--- GIVEN DATA ---
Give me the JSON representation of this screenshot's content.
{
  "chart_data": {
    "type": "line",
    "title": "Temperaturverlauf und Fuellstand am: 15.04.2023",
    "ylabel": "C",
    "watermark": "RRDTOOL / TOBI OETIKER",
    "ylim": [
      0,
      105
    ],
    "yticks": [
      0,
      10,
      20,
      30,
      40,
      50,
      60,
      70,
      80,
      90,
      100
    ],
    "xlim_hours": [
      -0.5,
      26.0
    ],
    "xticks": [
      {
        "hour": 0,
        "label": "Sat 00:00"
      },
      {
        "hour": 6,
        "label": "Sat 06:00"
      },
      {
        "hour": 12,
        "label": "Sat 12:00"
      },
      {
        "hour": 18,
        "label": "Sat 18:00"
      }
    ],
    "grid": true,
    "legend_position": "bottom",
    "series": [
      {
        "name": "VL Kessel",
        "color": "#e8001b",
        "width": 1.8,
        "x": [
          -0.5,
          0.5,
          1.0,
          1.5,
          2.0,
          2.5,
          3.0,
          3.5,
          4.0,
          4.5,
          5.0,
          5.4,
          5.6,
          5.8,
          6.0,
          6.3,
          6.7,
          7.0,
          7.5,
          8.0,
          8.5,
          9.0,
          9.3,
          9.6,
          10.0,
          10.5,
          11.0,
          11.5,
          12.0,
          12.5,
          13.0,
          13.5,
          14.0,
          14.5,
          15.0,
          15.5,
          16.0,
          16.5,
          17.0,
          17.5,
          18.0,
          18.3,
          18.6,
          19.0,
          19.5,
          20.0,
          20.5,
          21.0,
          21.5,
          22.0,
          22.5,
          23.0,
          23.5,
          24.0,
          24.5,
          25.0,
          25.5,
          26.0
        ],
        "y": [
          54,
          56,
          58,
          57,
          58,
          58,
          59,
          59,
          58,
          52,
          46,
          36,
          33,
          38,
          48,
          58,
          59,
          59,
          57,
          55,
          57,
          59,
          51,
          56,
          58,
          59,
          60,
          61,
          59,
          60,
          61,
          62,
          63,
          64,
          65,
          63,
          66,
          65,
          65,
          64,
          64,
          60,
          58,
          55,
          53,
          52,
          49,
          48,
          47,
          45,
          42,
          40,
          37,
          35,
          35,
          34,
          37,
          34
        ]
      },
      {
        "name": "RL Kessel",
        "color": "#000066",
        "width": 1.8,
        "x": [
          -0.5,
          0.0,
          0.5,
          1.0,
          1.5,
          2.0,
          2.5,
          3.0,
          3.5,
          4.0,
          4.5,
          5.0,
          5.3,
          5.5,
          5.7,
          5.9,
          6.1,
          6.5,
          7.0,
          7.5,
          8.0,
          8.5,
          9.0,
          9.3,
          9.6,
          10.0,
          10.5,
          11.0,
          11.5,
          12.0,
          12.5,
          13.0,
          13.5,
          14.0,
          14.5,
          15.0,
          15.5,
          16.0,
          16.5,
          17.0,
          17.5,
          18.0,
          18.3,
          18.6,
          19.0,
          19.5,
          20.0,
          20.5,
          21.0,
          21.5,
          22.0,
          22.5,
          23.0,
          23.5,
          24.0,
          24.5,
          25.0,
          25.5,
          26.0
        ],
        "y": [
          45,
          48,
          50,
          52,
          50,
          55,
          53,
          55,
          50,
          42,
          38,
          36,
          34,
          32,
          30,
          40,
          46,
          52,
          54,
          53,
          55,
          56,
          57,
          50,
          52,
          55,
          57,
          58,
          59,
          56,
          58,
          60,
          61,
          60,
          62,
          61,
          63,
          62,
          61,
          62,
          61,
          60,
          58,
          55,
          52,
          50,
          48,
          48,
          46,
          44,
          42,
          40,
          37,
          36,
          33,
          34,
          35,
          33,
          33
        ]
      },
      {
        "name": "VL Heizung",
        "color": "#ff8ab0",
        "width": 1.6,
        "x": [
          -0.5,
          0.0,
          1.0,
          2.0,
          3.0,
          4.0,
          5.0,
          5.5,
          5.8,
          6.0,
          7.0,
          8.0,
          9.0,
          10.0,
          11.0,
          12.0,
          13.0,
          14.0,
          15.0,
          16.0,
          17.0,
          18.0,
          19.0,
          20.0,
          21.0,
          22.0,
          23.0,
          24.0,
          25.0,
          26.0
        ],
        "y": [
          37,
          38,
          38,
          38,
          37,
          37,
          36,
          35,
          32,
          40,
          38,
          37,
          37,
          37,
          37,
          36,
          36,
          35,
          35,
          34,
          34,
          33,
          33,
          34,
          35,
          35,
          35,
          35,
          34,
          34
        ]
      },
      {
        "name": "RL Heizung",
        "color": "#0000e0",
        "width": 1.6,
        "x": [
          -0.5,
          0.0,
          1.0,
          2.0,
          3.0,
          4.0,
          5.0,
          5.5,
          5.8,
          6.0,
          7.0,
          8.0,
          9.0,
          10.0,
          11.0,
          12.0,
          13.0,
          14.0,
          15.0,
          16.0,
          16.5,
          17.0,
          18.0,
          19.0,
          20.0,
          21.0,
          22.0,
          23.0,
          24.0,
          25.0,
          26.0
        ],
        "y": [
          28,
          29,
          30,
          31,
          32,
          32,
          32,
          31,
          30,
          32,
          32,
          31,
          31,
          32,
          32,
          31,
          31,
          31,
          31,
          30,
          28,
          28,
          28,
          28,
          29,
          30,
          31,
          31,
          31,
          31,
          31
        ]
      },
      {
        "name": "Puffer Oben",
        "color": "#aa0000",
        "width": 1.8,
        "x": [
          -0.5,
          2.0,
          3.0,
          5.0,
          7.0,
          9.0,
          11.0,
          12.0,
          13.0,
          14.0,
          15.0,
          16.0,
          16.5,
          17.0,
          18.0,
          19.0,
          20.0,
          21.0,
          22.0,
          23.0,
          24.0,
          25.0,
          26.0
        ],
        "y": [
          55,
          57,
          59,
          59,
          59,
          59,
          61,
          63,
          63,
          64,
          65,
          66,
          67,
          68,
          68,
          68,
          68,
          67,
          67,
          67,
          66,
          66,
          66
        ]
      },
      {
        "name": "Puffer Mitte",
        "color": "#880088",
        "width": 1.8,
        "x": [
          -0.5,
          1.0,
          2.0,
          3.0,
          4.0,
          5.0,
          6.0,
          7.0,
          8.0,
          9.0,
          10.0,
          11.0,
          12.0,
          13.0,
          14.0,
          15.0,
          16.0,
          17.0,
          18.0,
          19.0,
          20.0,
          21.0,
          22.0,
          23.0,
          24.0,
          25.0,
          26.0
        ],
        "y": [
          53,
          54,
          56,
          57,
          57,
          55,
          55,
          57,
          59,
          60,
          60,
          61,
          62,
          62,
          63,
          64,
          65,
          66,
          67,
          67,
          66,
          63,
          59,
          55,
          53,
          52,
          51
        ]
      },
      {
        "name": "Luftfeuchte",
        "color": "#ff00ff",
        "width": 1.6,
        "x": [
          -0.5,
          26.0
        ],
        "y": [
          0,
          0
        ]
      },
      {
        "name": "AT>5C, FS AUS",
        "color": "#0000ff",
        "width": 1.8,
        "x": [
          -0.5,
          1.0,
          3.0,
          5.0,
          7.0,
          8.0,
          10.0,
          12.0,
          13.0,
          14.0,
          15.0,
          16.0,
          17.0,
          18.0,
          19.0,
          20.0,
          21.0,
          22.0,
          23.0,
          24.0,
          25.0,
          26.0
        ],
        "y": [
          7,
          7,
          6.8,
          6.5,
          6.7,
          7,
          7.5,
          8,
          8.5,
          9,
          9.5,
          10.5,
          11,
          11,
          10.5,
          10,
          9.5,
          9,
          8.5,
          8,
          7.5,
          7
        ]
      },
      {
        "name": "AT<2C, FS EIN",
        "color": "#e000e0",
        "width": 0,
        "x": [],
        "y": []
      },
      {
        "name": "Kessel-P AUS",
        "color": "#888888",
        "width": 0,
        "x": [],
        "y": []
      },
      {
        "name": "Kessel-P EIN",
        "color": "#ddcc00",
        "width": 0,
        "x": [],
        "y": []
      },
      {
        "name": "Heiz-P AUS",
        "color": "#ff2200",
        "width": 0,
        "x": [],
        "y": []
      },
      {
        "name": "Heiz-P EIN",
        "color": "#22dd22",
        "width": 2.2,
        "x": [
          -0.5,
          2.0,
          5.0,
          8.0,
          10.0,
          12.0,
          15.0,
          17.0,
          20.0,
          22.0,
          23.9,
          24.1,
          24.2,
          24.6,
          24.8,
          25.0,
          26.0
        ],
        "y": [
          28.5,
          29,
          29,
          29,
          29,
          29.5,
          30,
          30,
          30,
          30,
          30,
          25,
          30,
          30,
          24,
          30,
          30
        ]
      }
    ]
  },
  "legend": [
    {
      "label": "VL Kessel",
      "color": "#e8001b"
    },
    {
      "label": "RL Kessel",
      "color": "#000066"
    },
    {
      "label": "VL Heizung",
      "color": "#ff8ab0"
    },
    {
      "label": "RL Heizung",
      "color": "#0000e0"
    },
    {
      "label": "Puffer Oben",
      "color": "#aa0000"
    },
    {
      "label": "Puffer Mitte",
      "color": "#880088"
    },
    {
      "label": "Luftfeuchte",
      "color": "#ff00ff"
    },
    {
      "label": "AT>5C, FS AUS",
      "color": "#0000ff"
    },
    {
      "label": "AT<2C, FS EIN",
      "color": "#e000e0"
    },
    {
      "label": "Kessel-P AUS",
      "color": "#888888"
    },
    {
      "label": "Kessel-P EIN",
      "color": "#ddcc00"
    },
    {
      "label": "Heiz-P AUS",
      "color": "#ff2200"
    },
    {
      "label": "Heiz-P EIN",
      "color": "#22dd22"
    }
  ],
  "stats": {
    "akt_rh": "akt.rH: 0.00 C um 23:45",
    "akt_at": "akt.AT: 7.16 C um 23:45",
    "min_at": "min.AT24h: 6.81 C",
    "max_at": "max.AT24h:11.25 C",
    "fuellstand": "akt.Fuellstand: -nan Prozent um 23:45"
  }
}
---
PROBLEM STATEMENT: Scan the material above for the word "Kessel". Copy each line where it occurs.

THE RESULT:
        "name": "VL Kessel",
        "name": "RL Kessel",
        "name": "Kessel-P AUS",
        "name": "Kessel-P EIN",
      "label": "VL Kessel",
      "label": "RL Kessel",
      "label": "Kessel-P AUS",
      "label": "Kessel-P EIN",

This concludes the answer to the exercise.